THE PROBLEM: In the entries, find all lines that hold the word "document" and copy them.

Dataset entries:
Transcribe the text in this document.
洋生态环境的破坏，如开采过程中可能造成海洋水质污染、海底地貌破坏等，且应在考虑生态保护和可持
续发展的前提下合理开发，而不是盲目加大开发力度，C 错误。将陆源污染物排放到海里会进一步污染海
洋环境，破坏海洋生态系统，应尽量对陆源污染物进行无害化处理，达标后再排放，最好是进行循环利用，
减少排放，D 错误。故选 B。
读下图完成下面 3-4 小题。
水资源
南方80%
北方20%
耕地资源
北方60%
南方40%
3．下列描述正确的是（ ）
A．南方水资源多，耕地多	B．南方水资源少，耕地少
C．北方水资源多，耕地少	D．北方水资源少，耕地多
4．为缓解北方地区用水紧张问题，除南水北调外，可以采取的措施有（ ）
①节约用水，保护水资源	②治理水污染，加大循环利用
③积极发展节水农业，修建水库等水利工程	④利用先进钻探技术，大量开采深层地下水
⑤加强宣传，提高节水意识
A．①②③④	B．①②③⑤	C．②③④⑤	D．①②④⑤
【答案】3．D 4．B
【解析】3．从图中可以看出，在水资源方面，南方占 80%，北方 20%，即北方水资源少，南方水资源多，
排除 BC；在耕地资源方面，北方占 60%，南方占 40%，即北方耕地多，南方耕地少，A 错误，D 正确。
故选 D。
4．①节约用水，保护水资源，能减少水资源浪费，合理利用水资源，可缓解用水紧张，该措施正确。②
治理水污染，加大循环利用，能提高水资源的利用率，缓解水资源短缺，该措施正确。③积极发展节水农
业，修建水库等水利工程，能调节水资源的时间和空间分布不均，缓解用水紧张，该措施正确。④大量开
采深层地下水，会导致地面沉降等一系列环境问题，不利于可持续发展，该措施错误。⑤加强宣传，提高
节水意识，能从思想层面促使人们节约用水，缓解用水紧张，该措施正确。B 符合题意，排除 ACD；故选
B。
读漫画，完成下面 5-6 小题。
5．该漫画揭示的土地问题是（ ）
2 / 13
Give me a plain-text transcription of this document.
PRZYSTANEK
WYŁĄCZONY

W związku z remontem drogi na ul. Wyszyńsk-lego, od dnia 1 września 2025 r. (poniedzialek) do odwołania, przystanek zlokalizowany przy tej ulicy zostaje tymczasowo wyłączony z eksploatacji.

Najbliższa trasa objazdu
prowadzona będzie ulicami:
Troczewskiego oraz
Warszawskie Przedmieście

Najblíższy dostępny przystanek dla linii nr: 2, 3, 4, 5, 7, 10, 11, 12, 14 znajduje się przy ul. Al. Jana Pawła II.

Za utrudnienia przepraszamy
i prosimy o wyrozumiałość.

THE REPLY:
Transcribe the text in this document.
Give me a plain-text transcription of this document.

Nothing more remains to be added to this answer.